Begin Input

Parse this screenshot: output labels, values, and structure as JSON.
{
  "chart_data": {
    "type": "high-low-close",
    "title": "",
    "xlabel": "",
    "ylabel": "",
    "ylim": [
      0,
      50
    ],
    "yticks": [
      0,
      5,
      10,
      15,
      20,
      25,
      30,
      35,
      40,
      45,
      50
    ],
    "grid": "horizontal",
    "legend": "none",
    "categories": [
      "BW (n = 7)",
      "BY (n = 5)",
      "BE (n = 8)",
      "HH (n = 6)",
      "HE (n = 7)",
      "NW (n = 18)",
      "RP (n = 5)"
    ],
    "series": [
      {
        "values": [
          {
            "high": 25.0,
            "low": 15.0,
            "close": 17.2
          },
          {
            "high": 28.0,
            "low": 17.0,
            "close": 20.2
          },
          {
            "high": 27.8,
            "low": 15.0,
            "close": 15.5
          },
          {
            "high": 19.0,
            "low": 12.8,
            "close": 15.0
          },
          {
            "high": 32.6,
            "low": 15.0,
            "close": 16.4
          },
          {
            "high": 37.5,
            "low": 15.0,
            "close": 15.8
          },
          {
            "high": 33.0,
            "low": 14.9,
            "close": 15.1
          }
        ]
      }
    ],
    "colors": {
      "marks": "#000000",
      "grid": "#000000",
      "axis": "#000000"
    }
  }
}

End Input

▶ **Exercise task**
Look for the word "high" and return every line where it occurs.

▶ **Response below**
    "type": "high-low-close",
            "high": 25.0,
            "high": 28.0,
            "high": 27.8,
            "high": 19.0,
            "high": 32.6,
            "high": 37.5,
            "high": 33.0,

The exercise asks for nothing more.